(Saved data entries)

— start —

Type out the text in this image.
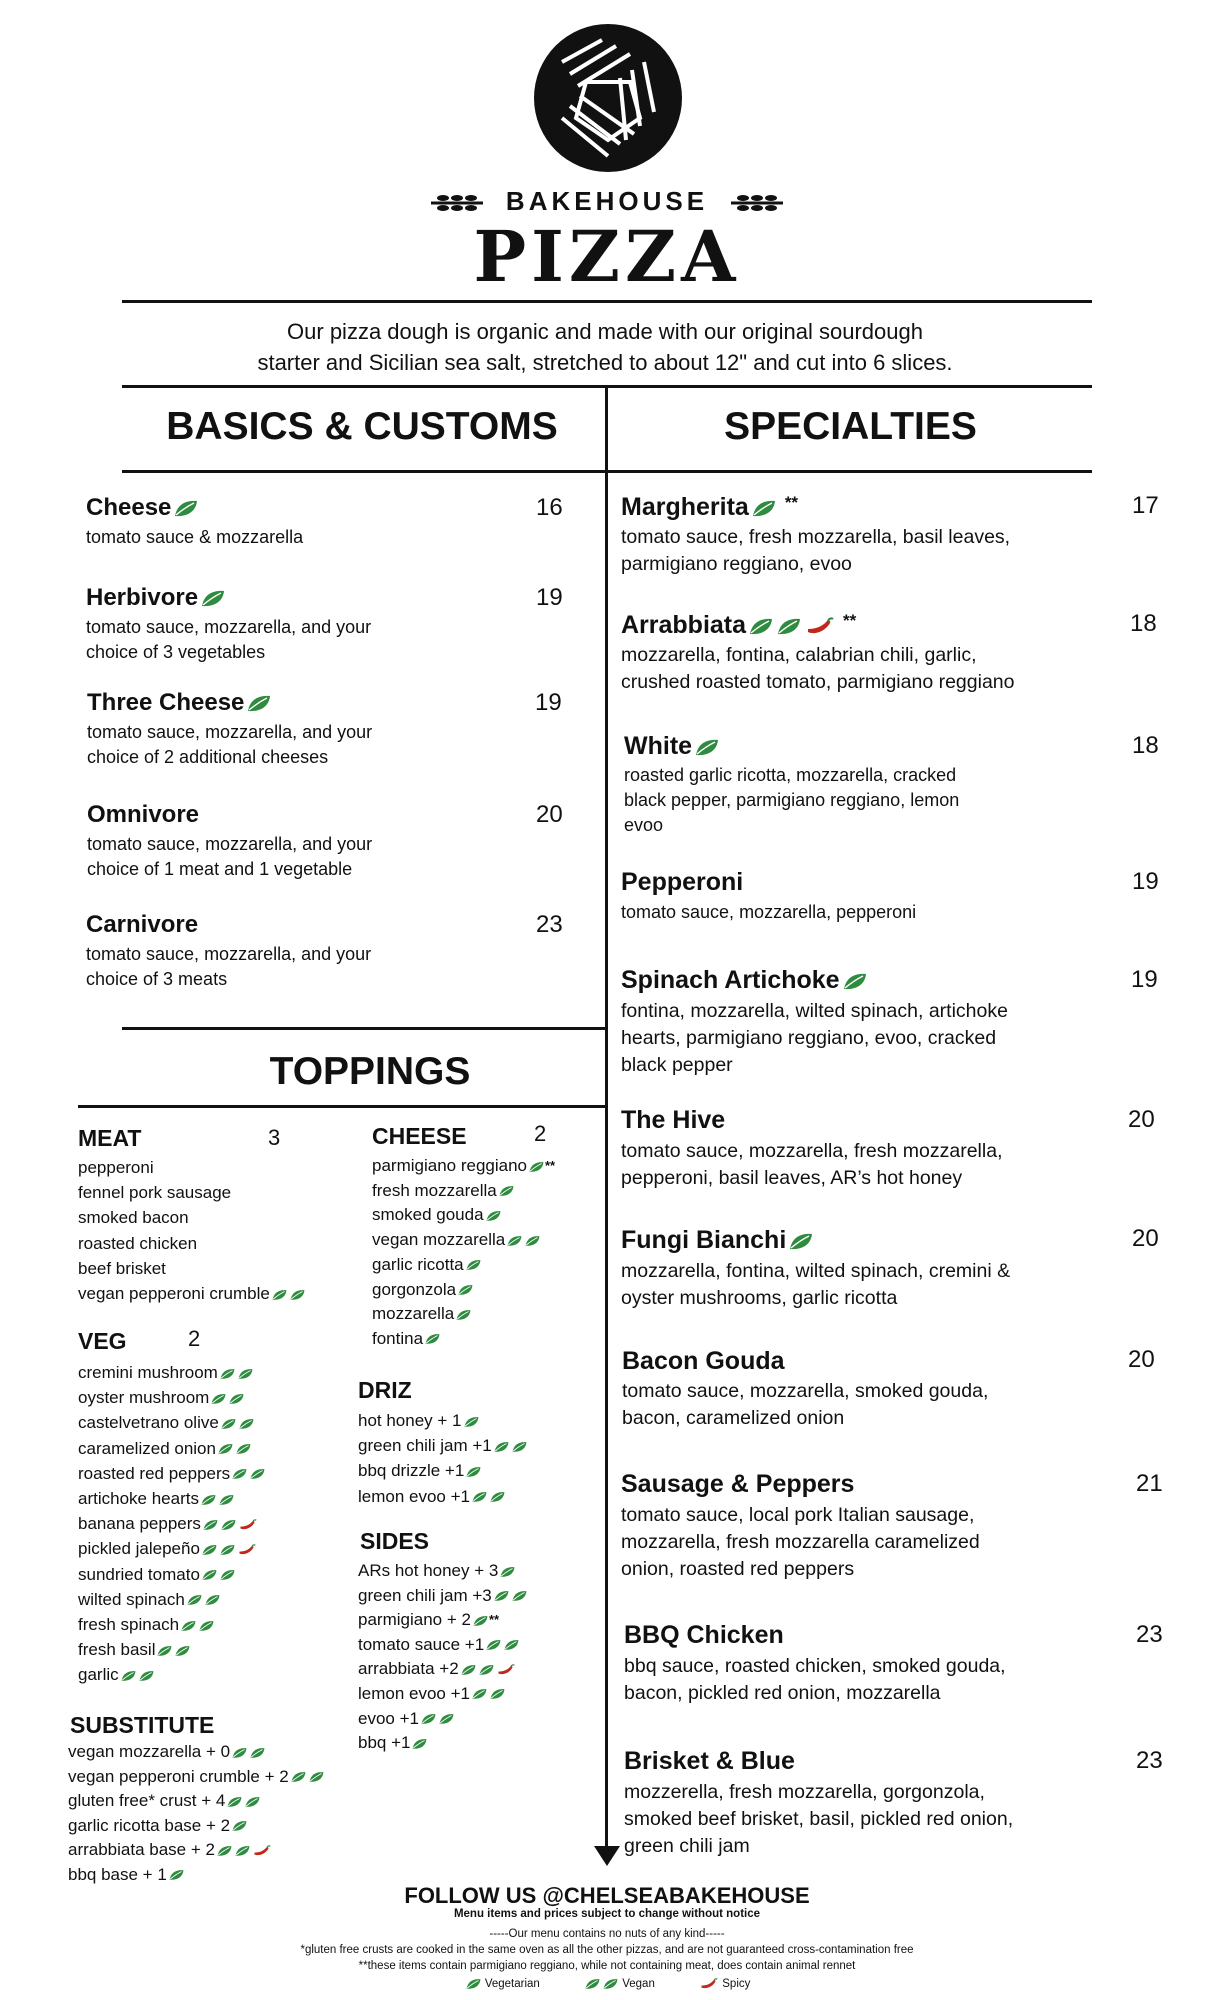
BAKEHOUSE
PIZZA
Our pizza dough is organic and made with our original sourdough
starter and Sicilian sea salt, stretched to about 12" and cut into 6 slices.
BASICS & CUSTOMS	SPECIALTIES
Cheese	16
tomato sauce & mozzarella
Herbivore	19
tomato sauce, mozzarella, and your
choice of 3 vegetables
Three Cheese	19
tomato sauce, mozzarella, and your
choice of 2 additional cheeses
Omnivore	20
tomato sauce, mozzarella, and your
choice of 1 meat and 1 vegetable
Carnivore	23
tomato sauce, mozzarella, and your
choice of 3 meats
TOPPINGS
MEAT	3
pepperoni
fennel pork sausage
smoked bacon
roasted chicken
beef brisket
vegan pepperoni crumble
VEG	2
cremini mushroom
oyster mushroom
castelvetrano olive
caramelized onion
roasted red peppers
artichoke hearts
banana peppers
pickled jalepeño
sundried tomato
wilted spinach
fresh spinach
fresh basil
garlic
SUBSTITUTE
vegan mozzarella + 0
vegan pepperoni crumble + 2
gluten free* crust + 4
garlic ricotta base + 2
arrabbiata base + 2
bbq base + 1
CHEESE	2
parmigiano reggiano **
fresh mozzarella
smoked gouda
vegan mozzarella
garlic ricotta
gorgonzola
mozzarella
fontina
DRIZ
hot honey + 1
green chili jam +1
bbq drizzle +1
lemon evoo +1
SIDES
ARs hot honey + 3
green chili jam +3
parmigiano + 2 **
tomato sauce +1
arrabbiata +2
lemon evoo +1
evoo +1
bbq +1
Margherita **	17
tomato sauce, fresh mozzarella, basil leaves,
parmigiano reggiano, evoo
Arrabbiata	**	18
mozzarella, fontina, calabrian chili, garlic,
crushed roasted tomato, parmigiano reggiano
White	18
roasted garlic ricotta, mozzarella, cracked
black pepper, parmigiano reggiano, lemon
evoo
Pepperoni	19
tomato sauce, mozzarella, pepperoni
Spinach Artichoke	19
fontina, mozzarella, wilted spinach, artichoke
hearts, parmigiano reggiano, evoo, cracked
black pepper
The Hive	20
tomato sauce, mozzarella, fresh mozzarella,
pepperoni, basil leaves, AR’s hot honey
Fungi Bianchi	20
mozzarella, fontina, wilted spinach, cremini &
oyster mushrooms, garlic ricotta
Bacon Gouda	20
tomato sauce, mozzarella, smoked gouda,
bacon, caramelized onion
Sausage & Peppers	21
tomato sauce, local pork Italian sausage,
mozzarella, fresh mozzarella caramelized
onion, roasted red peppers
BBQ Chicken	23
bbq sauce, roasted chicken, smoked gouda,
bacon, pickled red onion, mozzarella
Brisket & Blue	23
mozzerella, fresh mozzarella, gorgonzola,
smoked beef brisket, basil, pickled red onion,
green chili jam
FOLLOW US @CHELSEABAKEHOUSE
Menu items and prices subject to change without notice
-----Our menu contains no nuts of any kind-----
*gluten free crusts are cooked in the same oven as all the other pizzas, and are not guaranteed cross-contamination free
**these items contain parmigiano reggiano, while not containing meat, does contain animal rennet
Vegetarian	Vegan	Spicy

— end —
— start —

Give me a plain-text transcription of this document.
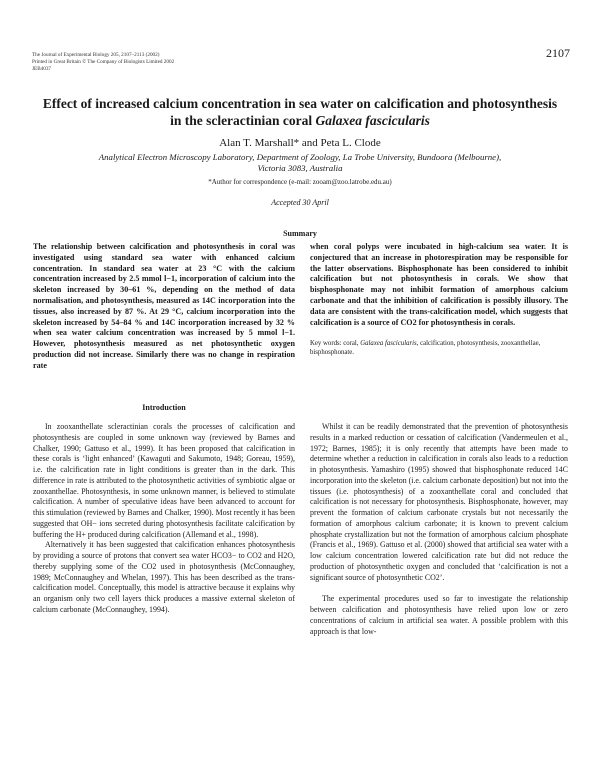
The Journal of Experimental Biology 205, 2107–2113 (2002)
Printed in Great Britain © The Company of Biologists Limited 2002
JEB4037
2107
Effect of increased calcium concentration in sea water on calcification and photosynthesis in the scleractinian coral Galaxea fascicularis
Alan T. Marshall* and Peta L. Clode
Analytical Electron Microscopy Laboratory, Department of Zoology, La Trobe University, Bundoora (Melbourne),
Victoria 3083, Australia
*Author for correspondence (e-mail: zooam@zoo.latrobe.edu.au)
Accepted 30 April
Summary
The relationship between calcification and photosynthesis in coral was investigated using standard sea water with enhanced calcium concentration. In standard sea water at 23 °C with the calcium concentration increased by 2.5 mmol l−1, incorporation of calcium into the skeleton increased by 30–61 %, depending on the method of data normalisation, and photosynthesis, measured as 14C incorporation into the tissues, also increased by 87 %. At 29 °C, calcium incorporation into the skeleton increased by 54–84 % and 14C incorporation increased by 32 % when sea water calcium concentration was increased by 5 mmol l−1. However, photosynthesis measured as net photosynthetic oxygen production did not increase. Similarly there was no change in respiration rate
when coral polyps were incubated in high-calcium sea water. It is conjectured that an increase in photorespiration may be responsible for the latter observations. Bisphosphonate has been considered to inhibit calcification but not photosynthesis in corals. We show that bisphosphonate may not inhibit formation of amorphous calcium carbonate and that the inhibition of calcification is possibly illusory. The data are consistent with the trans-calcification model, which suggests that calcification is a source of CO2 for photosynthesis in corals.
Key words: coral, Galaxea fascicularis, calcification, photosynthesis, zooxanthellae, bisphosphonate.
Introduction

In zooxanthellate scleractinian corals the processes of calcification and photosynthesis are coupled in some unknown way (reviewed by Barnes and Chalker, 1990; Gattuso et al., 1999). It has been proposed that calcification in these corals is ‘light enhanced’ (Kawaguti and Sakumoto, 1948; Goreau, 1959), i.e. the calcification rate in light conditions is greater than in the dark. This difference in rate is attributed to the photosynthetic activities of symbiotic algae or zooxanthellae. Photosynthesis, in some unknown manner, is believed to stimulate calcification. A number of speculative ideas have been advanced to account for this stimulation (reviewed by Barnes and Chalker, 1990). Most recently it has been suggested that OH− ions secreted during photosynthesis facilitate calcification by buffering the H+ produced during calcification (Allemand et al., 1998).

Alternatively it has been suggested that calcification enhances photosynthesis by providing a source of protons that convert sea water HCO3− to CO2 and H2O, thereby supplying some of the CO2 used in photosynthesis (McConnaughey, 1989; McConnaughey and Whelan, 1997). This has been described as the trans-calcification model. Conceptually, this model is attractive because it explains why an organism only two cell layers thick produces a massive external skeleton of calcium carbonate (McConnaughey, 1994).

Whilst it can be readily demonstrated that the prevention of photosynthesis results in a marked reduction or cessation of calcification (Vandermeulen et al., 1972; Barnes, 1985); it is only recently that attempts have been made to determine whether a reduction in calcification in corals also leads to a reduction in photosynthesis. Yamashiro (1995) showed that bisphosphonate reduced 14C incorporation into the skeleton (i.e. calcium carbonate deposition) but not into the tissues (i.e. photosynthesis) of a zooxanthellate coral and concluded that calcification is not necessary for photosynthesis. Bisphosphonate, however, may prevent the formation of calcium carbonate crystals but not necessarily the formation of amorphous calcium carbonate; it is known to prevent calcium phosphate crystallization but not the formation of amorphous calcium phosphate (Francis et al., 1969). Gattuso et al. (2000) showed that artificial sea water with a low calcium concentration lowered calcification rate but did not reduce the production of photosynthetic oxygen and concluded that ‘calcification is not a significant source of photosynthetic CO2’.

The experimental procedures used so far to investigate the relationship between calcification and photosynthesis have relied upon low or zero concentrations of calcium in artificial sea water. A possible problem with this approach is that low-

— end —

*STATED EXERCISE*: Go over the records above and tally the lines with the word "wilted" in them. Give the number alone.

*REPLY TO THE TASK*: 3